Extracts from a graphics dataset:
^^^^
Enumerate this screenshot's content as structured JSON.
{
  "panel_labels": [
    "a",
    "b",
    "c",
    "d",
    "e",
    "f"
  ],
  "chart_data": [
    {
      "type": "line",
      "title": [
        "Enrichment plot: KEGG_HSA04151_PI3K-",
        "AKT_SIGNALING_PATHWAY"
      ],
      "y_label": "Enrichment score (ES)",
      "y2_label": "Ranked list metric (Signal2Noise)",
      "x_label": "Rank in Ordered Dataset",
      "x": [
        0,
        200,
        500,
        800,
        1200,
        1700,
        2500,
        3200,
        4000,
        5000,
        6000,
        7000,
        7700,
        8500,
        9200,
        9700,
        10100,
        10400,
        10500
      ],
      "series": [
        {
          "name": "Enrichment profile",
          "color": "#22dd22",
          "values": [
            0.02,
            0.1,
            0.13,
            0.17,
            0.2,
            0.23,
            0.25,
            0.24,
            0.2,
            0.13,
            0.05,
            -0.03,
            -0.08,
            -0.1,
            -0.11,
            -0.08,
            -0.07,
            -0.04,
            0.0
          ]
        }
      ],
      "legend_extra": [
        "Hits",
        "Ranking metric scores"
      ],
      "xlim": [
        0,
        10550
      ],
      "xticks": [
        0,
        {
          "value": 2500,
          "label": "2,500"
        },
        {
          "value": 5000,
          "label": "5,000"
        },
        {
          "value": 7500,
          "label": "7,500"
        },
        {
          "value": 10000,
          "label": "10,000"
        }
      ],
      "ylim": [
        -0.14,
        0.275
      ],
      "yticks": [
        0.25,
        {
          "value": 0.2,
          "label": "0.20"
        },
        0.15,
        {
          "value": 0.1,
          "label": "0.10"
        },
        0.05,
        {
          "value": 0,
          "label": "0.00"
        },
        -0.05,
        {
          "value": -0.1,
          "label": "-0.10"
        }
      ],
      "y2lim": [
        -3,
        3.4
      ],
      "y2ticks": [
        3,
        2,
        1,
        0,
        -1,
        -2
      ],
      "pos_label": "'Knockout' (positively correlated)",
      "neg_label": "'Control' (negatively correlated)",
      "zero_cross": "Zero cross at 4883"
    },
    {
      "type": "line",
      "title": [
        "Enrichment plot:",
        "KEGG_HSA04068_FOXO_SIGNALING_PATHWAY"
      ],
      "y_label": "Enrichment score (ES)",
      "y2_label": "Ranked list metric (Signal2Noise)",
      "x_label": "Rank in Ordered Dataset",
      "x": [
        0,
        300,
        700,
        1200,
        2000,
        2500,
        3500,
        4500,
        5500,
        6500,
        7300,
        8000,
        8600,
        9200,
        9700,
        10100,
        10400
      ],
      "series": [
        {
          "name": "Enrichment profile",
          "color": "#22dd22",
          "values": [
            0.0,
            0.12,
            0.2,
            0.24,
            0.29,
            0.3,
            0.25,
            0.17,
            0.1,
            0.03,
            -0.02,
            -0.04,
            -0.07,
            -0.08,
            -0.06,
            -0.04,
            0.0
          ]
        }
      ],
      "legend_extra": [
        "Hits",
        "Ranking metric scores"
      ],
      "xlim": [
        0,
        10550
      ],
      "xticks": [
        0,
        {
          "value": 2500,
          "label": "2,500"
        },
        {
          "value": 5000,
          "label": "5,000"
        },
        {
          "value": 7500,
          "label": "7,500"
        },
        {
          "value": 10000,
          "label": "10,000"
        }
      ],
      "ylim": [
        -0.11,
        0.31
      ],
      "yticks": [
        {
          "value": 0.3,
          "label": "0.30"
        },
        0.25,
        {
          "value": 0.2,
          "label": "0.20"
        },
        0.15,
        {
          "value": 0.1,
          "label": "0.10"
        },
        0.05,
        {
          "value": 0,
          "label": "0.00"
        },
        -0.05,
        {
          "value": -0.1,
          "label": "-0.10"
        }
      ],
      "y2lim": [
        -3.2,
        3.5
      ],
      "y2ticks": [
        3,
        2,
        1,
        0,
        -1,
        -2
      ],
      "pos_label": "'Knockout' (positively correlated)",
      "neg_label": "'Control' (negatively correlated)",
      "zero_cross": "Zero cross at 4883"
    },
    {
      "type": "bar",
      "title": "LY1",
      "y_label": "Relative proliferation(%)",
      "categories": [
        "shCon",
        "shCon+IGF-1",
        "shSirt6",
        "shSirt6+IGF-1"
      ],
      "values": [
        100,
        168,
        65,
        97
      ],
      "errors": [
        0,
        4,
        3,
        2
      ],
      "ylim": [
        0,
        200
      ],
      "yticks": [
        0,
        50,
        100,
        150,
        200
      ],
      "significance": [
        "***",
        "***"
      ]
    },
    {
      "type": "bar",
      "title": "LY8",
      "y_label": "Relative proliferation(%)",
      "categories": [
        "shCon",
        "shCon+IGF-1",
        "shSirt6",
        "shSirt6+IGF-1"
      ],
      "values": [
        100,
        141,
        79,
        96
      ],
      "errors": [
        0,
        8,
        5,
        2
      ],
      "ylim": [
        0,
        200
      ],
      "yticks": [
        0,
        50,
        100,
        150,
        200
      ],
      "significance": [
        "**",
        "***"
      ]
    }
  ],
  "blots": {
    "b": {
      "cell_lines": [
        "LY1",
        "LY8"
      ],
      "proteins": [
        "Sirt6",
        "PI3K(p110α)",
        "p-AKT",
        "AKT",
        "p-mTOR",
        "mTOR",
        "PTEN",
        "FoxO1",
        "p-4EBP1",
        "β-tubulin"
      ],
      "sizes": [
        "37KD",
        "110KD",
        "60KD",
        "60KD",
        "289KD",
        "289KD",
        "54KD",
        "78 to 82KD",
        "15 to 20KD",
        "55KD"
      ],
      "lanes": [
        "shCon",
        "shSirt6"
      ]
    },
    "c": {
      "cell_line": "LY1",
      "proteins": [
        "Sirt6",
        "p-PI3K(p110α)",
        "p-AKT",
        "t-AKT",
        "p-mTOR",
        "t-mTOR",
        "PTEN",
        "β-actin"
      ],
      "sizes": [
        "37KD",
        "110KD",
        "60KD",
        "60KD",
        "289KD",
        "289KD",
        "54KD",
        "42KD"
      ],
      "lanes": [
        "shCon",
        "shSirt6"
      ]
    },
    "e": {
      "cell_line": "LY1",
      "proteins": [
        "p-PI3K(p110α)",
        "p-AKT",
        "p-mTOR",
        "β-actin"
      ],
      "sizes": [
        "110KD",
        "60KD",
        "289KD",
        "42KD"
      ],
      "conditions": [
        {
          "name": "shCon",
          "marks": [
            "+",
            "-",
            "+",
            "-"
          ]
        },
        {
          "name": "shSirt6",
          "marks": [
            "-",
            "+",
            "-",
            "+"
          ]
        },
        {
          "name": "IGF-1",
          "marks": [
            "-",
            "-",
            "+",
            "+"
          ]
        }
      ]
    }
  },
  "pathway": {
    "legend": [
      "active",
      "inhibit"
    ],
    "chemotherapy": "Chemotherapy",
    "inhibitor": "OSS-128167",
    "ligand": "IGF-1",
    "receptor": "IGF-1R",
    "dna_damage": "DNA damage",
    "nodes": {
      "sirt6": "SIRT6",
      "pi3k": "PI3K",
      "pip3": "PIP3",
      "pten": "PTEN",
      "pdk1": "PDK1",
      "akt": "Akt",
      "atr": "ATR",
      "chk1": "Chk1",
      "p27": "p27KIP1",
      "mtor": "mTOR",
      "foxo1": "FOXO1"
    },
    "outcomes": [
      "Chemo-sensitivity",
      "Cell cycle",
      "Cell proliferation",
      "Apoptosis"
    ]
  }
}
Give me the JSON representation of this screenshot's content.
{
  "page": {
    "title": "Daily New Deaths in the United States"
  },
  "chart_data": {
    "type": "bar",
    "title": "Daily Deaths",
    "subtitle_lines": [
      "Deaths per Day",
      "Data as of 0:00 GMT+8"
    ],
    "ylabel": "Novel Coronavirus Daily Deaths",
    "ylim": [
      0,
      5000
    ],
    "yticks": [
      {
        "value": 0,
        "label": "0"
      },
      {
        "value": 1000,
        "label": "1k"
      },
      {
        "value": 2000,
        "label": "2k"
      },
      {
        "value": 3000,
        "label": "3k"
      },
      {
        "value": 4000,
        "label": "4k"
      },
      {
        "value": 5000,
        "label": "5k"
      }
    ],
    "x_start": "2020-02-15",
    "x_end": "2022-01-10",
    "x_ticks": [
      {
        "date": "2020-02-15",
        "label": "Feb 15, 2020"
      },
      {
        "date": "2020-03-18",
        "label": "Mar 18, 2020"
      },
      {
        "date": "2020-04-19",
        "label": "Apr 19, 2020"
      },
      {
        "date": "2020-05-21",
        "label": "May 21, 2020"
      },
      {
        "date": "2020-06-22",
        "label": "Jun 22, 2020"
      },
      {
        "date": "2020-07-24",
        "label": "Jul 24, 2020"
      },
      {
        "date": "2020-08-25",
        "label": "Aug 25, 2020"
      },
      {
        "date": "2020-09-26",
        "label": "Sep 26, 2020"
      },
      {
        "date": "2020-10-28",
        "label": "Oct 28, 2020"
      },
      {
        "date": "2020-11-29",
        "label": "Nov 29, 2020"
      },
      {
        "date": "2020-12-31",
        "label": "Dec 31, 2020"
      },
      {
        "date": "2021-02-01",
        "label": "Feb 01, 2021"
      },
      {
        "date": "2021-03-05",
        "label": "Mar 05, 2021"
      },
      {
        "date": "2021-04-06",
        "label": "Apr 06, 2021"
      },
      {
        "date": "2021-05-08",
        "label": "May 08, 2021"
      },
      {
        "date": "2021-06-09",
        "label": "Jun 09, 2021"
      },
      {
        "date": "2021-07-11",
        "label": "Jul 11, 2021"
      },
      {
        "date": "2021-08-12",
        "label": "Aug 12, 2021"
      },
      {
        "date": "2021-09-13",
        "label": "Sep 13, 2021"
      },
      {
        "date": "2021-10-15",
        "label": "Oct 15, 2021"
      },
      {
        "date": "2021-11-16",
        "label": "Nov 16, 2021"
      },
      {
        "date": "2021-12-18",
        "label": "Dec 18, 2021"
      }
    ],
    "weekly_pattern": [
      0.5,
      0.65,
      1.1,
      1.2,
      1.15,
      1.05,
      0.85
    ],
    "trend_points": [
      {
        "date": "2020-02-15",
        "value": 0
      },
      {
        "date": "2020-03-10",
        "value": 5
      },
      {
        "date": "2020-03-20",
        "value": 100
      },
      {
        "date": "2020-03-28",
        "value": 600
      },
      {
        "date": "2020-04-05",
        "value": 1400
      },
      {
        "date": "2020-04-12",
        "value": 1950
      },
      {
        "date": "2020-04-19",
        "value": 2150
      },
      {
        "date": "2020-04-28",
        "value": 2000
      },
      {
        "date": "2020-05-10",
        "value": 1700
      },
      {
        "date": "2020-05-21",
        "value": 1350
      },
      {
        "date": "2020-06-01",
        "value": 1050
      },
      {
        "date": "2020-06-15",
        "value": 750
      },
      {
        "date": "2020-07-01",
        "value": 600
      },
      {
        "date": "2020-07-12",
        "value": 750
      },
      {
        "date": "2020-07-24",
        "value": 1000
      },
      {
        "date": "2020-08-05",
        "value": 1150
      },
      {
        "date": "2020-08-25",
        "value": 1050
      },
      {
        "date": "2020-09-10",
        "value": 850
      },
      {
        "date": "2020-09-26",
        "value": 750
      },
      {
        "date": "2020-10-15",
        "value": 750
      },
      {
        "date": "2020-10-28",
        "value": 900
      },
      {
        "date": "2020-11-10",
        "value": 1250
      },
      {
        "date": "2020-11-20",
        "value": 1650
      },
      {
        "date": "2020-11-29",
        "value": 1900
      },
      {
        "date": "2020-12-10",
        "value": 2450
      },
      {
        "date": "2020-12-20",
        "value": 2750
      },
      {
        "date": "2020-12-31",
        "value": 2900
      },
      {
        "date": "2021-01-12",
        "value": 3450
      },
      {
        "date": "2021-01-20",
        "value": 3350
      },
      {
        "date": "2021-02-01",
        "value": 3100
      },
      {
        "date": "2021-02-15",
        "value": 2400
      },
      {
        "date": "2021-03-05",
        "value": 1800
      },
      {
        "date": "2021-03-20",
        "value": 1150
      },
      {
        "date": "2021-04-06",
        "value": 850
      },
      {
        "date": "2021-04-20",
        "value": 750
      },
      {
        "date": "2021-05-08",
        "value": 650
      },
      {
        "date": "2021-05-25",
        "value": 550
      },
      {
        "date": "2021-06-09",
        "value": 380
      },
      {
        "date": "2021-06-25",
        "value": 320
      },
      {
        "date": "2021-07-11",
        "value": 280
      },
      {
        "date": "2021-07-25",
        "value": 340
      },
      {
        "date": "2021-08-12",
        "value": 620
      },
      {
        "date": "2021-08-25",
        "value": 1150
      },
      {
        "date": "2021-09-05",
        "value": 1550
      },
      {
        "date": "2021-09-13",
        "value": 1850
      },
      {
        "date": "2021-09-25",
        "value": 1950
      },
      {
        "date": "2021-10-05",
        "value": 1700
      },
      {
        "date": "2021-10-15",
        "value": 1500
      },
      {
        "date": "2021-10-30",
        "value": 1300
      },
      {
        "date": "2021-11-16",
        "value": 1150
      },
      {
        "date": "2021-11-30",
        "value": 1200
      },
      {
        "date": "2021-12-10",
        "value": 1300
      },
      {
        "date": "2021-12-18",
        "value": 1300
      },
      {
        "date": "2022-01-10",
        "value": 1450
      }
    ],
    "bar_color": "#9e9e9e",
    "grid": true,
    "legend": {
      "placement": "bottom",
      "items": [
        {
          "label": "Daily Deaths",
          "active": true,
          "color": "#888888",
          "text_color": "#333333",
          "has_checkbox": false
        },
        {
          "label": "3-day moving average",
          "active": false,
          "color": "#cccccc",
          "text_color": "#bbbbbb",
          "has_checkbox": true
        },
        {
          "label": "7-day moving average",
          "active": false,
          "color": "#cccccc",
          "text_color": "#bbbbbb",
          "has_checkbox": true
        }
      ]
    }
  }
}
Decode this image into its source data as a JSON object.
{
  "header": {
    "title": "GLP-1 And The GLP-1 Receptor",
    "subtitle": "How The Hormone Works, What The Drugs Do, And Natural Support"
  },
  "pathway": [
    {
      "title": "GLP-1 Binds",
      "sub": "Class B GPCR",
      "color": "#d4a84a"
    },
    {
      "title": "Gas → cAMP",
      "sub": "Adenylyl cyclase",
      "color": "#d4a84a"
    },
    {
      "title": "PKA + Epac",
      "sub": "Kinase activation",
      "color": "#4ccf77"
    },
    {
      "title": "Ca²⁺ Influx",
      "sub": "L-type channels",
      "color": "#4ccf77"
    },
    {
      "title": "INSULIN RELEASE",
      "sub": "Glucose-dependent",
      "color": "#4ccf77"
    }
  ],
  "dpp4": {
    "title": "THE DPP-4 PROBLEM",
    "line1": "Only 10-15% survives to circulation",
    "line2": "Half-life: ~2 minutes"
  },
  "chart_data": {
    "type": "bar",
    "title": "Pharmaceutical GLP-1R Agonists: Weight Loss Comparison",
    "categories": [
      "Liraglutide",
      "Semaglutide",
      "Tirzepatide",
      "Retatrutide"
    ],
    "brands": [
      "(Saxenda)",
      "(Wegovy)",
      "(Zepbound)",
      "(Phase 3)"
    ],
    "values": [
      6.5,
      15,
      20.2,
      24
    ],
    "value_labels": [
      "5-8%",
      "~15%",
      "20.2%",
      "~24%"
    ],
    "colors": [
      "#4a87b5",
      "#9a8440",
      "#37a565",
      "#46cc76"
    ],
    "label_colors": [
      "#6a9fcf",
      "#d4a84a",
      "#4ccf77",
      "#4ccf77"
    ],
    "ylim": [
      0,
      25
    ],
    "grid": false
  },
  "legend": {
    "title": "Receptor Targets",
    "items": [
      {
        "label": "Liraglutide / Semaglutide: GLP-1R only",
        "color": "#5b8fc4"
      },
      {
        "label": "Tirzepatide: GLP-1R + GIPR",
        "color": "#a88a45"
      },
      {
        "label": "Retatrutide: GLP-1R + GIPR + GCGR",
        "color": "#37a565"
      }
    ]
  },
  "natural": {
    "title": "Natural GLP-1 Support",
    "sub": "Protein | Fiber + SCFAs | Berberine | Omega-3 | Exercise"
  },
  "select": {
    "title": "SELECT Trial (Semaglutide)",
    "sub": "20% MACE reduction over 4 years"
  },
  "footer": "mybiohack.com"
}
^^^^
Requirement: Copy each line in the entries above where "Daily" turns up.

Solution to the exercise:
    "title": "Daily New Deaths in the United States"
    "title": "Daily Deaths",
    "ylabel": "Novel Coronavirus Daily Deaths",
          "label": "Daily Deaths",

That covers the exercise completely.